Start of DATA SHOWN

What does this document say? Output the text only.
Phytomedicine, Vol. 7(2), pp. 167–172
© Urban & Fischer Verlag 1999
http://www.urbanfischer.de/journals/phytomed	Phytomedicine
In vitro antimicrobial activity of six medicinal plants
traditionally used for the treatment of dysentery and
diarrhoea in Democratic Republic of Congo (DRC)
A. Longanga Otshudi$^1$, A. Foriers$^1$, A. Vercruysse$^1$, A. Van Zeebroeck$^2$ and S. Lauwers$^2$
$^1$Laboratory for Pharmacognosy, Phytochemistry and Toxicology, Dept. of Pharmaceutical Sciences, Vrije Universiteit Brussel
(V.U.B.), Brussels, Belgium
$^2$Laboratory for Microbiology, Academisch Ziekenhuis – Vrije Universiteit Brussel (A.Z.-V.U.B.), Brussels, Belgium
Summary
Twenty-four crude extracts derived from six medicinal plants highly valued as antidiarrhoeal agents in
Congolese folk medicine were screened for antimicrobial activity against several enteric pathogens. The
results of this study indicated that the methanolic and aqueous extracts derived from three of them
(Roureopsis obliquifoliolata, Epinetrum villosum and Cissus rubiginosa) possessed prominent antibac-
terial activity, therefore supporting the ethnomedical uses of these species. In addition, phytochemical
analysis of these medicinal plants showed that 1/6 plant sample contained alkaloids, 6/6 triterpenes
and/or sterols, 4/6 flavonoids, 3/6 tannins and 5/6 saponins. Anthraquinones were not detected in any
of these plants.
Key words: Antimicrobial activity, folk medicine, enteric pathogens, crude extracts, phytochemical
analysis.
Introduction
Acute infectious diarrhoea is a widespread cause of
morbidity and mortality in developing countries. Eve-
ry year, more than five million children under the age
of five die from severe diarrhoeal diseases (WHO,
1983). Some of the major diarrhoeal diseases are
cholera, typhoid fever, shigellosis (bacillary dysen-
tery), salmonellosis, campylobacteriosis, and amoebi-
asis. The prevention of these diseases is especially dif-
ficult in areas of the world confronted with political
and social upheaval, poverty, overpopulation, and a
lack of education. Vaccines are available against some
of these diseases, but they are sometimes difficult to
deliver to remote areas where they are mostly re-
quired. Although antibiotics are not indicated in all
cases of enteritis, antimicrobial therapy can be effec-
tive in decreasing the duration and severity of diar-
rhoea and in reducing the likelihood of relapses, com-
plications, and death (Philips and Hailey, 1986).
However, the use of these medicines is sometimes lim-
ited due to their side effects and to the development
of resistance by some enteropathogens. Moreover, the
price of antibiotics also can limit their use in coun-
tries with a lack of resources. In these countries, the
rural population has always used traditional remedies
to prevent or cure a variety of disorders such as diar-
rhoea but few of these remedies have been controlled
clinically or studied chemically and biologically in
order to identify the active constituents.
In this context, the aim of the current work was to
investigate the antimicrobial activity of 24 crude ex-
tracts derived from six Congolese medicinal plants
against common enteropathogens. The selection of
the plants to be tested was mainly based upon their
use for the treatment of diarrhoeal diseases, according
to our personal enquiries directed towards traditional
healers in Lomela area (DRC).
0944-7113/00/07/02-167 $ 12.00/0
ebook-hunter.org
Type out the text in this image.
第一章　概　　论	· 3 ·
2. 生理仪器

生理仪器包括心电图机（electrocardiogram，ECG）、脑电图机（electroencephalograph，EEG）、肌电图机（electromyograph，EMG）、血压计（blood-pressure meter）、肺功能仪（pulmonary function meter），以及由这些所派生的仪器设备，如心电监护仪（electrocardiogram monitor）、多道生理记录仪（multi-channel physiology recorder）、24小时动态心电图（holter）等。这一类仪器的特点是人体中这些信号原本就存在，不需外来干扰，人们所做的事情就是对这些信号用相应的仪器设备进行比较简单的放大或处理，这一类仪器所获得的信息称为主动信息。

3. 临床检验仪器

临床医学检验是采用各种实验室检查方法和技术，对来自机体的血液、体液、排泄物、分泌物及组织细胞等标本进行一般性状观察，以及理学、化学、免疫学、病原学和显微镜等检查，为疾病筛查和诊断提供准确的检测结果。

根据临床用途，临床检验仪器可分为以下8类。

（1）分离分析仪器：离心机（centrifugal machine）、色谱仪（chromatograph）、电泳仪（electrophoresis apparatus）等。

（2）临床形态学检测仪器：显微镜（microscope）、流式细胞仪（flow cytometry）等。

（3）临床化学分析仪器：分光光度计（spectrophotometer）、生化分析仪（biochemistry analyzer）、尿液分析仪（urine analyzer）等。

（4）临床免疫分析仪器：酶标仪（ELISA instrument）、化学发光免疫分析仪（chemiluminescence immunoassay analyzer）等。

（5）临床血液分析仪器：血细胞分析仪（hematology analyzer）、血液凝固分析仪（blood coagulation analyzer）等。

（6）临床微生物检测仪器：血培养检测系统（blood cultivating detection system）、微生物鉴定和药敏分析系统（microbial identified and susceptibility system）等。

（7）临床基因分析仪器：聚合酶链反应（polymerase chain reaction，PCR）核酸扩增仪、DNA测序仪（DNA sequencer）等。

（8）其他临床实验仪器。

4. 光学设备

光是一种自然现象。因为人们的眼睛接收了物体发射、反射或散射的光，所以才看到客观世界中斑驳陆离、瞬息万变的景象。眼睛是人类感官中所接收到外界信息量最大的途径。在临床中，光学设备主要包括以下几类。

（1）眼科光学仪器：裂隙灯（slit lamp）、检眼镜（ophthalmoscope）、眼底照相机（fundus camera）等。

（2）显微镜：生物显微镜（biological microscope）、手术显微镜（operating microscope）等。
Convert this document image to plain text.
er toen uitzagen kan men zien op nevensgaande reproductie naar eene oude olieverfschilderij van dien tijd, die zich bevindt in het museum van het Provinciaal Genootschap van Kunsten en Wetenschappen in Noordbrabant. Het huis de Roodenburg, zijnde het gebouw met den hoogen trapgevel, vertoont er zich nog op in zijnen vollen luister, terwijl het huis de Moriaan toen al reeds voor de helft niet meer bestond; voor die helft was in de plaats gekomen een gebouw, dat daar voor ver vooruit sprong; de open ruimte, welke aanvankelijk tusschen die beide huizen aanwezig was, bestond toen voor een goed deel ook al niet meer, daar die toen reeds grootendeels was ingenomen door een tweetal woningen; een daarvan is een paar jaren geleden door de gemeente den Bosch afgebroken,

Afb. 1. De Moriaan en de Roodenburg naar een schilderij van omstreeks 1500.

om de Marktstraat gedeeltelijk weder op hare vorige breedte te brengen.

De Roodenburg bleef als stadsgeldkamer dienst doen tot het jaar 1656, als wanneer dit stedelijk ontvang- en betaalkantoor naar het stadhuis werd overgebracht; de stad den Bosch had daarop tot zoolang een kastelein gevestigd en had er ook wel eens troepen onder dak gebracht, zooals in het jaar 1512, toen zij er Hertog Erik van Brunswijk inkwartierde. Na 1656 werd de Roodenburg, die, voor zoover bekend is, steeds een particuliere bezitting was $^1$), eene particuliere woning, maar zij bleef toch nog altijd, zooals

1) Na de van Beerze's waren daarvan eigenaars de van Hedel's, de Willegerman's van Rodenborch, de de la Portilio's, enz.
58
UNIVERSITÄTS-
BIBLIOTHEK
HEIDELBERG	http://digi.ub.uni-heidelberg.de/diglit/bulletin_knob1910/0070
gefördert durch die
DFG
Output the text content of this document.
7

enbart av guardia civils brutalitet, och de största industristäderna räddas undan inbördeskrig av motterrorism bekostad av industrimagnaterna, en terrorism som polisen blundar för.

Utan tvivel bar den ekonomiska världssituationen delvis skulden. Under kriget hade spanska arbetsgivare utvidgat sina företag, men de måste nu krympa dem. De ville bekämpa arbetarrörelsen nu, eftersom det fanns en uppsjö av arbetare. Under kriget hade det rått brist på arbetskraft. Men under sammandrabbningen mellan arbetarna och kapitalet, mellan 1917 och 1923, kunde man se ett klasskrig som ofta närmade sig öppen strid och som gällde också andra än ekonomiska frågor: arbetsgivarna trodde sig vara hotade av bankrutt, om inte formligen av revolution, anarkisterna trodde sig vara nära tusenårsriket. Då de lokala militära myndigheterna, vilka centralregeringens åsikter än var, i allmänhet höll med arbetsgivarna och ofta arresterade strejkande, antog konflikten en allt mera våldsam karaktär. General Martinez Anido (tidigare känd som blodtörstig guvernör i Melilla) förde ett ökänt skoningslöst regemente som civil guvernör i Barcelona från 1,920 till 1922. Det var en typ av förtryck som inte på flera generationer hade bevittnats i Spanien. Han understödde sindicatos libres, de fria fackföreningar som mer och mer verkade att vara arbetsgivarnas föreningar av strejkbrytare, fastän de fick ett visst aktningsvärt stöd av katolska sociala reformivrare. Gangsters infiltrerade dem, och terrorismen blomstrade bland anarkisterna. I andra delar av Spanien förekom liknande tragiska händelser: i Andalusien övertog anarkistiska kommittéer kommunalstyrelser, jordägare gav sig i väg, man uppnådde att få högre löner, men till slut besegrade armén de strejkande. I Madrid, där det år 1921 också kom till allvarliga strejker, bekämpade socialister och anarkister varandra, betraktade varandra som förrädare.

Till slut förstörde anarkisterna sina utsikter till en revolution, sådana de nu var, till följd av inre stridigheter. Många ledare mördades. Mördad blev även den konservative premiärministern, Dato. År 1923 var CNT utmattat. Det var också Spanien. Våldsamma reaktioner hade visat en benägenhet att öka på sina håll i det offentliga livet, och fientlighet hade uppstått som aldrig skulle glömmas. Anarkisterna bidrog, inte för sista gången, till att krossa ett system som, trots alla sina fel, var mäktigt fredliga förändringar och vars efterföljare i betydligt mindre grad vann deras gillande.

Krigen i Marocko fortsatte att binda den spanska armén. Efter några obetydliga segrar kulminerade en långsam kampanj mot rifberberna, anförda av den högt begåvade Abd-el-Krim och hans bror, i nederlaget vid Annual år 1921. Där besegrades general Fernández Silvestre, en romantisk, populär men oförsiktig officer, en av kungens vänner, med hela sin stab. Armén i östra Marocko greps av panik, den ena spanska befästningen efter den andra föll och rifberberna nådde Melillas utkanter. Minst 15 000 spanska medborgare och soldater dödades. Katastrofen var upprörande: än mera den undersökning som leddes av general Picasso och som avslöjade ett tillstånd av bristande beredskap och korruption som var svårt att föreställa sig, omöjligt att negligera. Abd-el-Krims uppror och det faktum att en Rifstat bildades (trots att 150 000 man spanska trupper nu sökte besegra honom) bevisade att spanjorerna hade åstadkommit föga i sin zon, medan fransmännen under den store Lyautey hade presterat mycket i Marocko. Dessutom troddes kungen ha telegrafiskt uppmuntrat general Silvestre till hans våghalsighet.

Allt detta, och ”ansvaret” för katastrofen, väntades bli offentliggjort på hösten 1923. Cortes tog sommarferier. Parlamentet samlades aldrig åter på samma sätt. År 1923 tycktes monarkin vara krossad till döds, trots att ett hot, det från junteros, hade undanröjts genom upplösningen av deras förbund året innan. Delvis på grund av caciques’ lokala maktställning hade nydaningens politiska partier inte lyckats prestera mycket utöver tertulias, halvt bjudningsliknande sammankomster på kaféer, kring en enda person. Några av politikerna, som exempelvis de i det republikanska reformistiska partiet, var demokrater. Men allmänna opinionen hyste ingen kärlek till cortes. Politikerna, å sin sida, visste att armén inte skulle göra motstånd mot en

End of DATA SHOWN

DESCRIPTION OF THE TASK —
What lines above hold the word "aldrig"? Pull each one out.

COMPLETED EXERCISE —
Till slut förstörde anarkisterna sina utsikter till en revolution, sådana de nu var, till följd av inre stridigheter. Många ledare mördades. Mördad blev även den konservative premiärministern, Dato. År 1923 var CNT utmattat. Det var också Spanien. Våldsamma reaktioner hade visat en benägenhet att öka på sina håll i det offentliga livet, och fientlighet hade uppstått som aldrig skulle glömmas. Anarkisterna bidrog, inte för sista gången, till att krossa ett system som, trots alla sina fel, var mäktigt fredliga förändringar och vars efterföljare i betydligt mindre grad vann deras gillande.
Allt detta, och ”ansvaret” för katastrofen, väntades bli offentliggjort på hösten 1923. Cortes tog sommarferier. Parlamentet samlades aldrig åter på samma sätt. År 1923 tycktes monarkin vara krossad till döds, trots att ett hot, det från junteros, hade undanröjts genom upplösningen av deras förbund året innan. Delvis på grund av caciques’ lokala maktställning hade nydaningens politiska partier inte lyckats prestera mycket utöver tertulias, halvt bjudningsliknande sammankomster på kaféer, kring en enda person. Några av politikerna, som exempelvis de i det republikanska reformistiska partiet, var demokrater. Men allmänna opinionen hyste ingen kärlek till cortes. Politikerna, å sin sida, visste att armén inte skulle göra motstånd mot en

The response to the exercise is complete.